Task to complete:
Transcribe the entries that follow exactly as they appear, minus pictures.
** START **
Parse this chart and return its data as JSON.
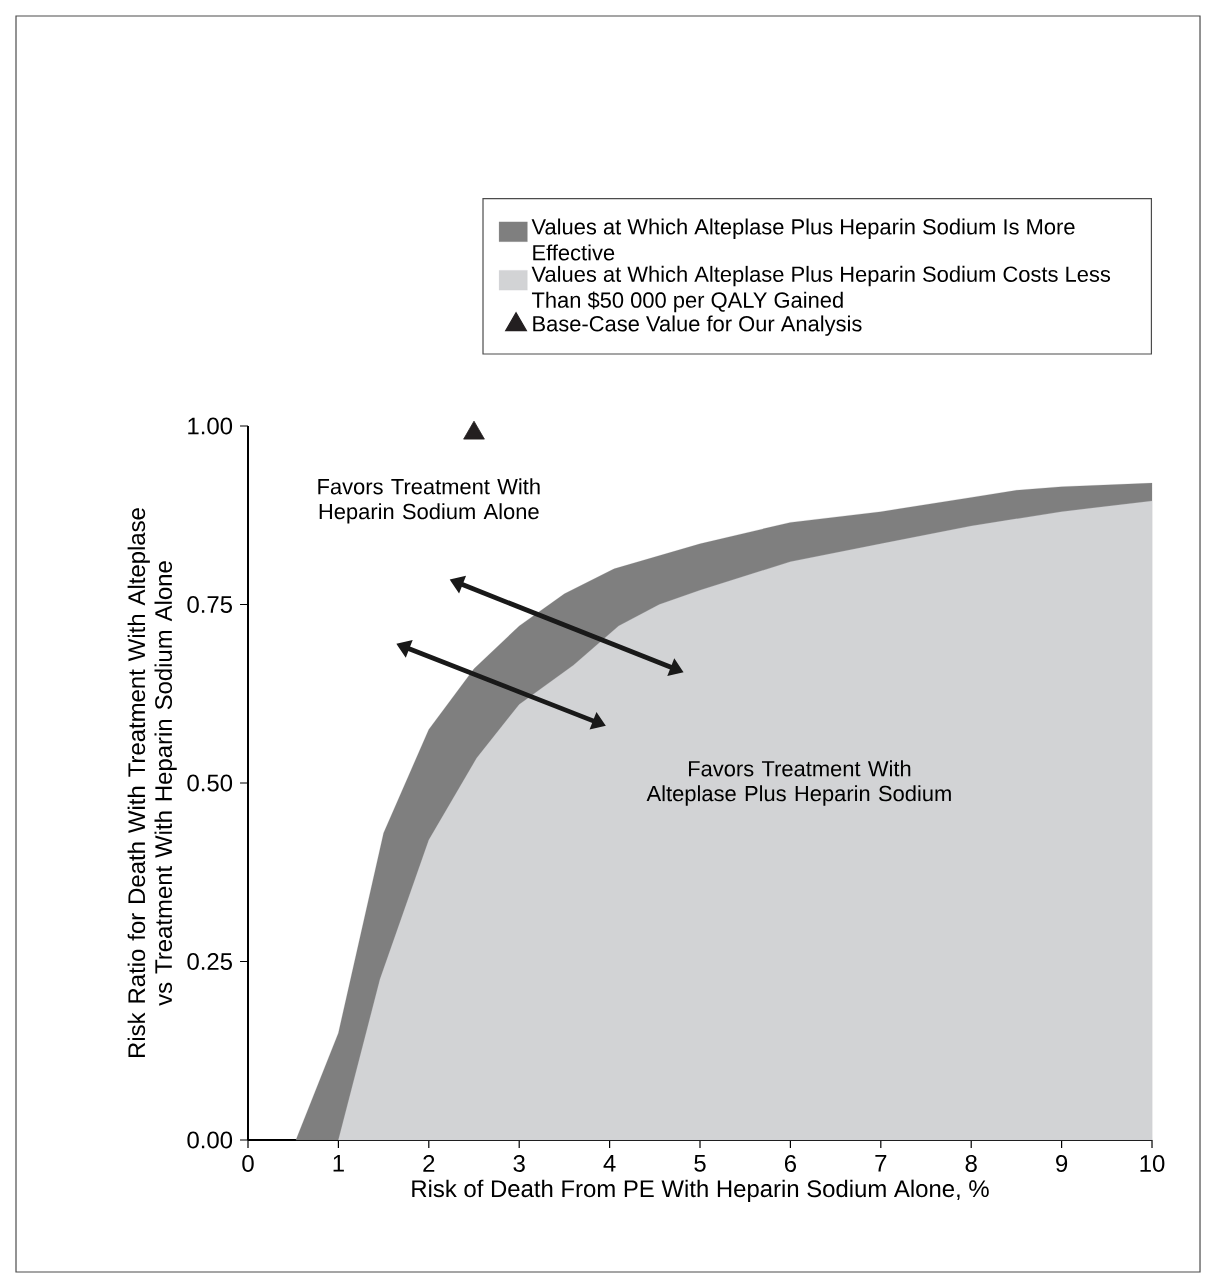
{
  "chart_data": {
    "type": "area",
    "xlabel": "Risk of Death From PE With Heparin Sodium Alone, %",
    "ylabel": "Risk Ratio for Death With Treatment With Alteplase vs Treatment With Heparin Sodium Alone",
    "series": [
      {
        "name": "Values at Which Alteplase Plus Heparin Sodium Is More Effective",
        "color": "#7f7f7f",
        "x": [
          0.53,
          1.0,
          1.5,
          2.0,
          2.5,
          3.0,
          3.5,
          4.05,
          5,
          6,
          7,
          8,
          8.5,
          9,
          10
        ],
        "values": [
          0,
          0.15,
          0.43,
          0.575,
          0.66,
          0.72,
          0.765,
          0.8,
          0.835,
          0.865,
          0.88,
          0.9,
          0.91,
          0.915,
          0.92
        ]
      },
      {
        "name": "Values at Which Alteplase Plus Heparin Sodium Costs Less Than $50 000 per QALY Gained",
        "color": "#d2d3d5",
        "x": [
          1.0,
          1.46,
          2.0,
          2.53,
          3.0,
          3.6,
          4.1,
          4.55,
          5,
          6,
          7,
          8,
          9,
          10
        ],
        "values": [
          0,
          0.225,
          0.42,
          0.535,
          0.61,
          0.665,
          0.72,
          0.75,
          0.77,
          0.81,
          0.835,
          0.86,
          0.88,
          0.895
        ]
      },
      {
        "name": "Base-Case Value for Our Analysis",
        "type": "scatter",
        "marker": "triangle",
        "color": "#231f20",
        "x": [
          2.5
        ],
        "values": [
          0.99
        ]
      }
    ],
    "annotations": [
      "Favors Treatment With Heparin Sodium Alone",
      "Favors Treatment With Alteplase Plus Heparin Sodium"
    ],
    "xlim": [
      0,
      10
    ],
    "ylim": [
      0,
      1
    ],
    "xticks": [
      0,
      1,
      2,
      3,
      4,
      5,
      6,
      7,
      8,
      9,
      10
    ],
    "yticks": [
      {
        "value": 0,
        "label": "0.00"
      },
      {
        "value": 0.25,
        "label": "0.25"
      },
      {
        "value": 0.5,
        "label": "0.50"
      },
      {
        "value": 0.75,
        "label": "0.75"
      },
      {
        "value": 1,
        "label": "1.00"
      }
    ],
    "legend": "top",
    "grid": false
  }
}
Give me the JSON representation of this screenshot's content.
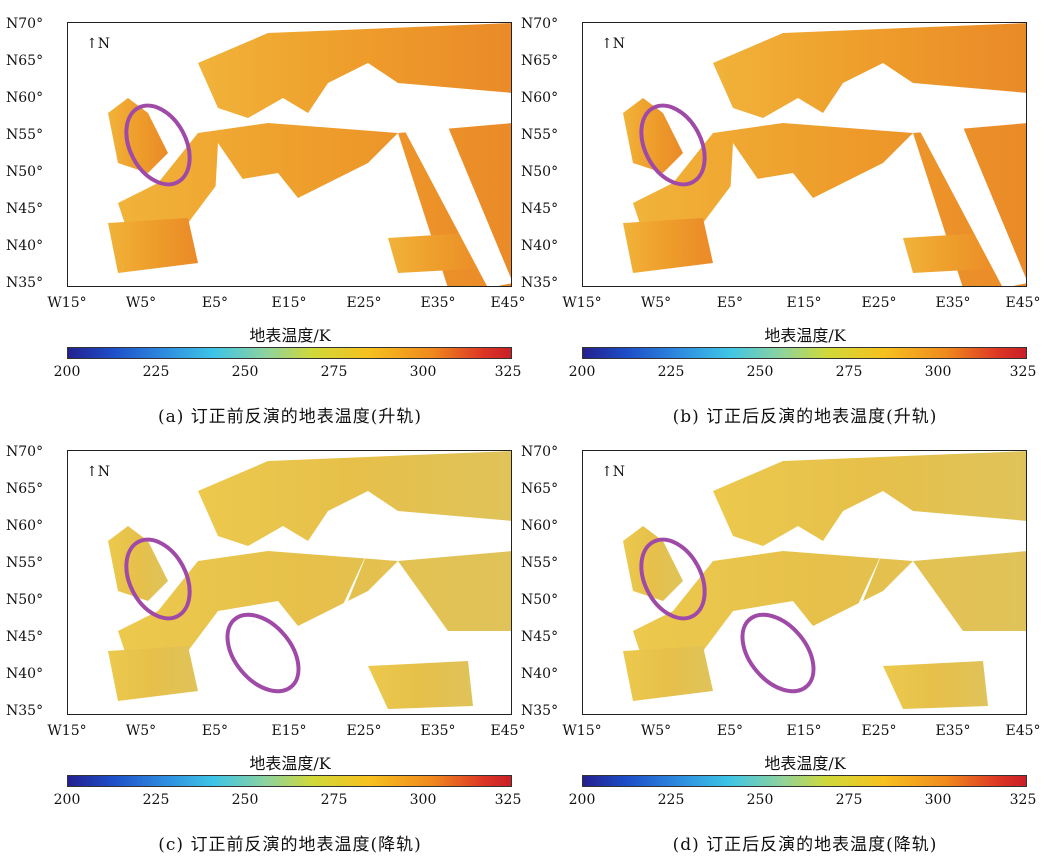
{
  "panels": [
    {
      "id": "a",
      "caption": "(a) 订正前反演的地表温度(升轨)",
      "regime": "asc"
    },
    {
      "id": "b",
      "caption": "(b) 订正后反演的地表温度(升轨)",
      "regime": "asc"
    },
    {
      "id": "c",
      "caption": "(c) 订正前反演的地表温度(降轨)",
      "regime": "desc"
    },
    {
      "id": "d",
      "caption": "(d) 订正后反演的地表温度(降轨)",
      "regime": "desc"
    }
  ],
  "lat_labels": [
    "N70°",
    "N65°",
    "N60°",
    "N55°",
    "N50°",
    "N45°",
    "N40°",
    "N35°"
  ],
  "lon_labels": [
    "W15°",
    "W5°",
    "E5°",
    "E15°",
    "E25°",
    "E35°",
    "E45°"
  ],
  "north_label": "N",
  "colorbar": {
    "title": "地表温度/K",
    "ticks": [
      "200",
      "225",
      "250",
      "275",
      "300",
      "325"
    ],
    "range": [
      200,
      325
    ]
  },
  "colors": {
    "asc_land": "#f2a32c",
    "desc_land": "#e8c64a",
    "ellipse": "#a04aa8",
    "coast": "#222222"
  }
}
** END **
Result:
Parse this chart and return its data as JSON.
{
  "chart_data": {
    "type": "area",
    "xlabel": "Risk of Death From PE With Heparin Sodium Alone, %",
    "ylabel": "Risk Ratio for Death With Treatment With Alteplase vs Treatment With Heparin Sodium Alone",
    "series": [
      {
        "name": "Values at Which Alteplase Plus Heparin Sodium Is More Effective",
        "color": "#7f7f7f",
        "x": [
          0.53,
          1.0,
          1.5,
          2.0,
          2.5,
          3.0,
          3.5,
          4.05,
          5,
          6,
          7,
          8,
          8.5,
          9,
          10
        ],
        "values": [
          0,
          0.15,
          0.43,
          0.575,
          0.66,
          0.72,
          0.765,
          0.8,
          0.835,
          0.865,
          0.88,
          0.9,
          0.91,
          0.915,
          0.92
        ]
      },
      {
        "name": "Values at Which Alteplase Plus Heparin Sodium Costs Less Than $50 000 per QALY Gained",
        "color": "#d2d3d5",
        "x": [
          1.0,
          1.46,
          2.0,
          2.53,
          3.0,
          3.6,
          4.1,
          4.55,
          5,
          6,
          7,
          8,
          9,
          10
        ],
        "values": [
          0,
          0.225,
          0.42,
          0.535,
          0.61,
          0.665,
          0.72,
          0.75,
          0.77,
          0.81,
          0.835,
          0.86,
          0.88,
          0.895
        ]
      },
      {
        "name": "Base-Case Value for Our Analysis",
        "type": "scatter",
        "marker": "triangle",
        "color": "#231f20",
        "x": [
          2.5
        ],
        "values": [
          0.99
        ]
      }
    ],
    "annotations": [
      "Favors Treatment With Heparin Sodium Alone",
      "Favors Treatment With Alteplase Plus Heparin Sodium"
    ],
    "xlim": [
      0,
      10
    ],
    "ylim": [
      0,
      1
    ],
    "xticks": [
      0,
      1,
      2,
      3,
      4,
      5,
      6,
      7,
      8,
      9,
      10
    ],
    "yticks": [
      {
        "value": 0,
        "label": "0.00"
      },
      {
        "value": 0.25,
        "label": "0.25"
      },
      {
        "value": 0.5,
        "label": "0.50"
      },
      {
        "value": 0.75,
        "label": "0.75"
      },
      {
        "value": 1,
        "label": "1.00"
      }
    ],
    "legend": "top",
    "grid": false
  }
}
Give me the JSON representation of this screenshot's content.
{
  "panels": [
    {
      "id": "a",
      "caption": "(a) 订正前反演的地表温度(升轨)",
      "regime": "asc"
    },
    {
      "id": "b",
      "caption": "(b) 订正后反演的地表温度(升轨)",
      "regime": "asc"
    },
    {
      "id": "c",
      "caption": "(c) 订正前反演的地表温度(降轨)",
      "regime": "desc"
    },
    {
      "id": "d",
      "caption": "(d) 订正后反演的地表温度(降轨)",
      "regime": "desc"
    }
  ],
  "lat_labels": [
    "N70°",
    "N65°",
    "N60°",
    "N55°",
    "N50°",
    "N45°",
    "N40°",
    "N35°"
  ],
  "lon_labels": [
    "W15°",
    "W5°",
    "E5°",
    "E15°",
    "E25°",
    "E35°",
    "E45°"
  ],
  "north_label": "N",
  "colorbar": {
    "title": "地表温度/K",
    "ticks": [
      "200",
      "225",
      "250",
      "275",
      "300",
      "325"
    ],
    "range": [
      200,
      325
    ]
  },
  "colors": {
    "asc_land": "#f2a32c",
    "desc_land": "#e8c64a",
    "ellipse": "#a04aa8",
    "coast": "#222222"
  }
}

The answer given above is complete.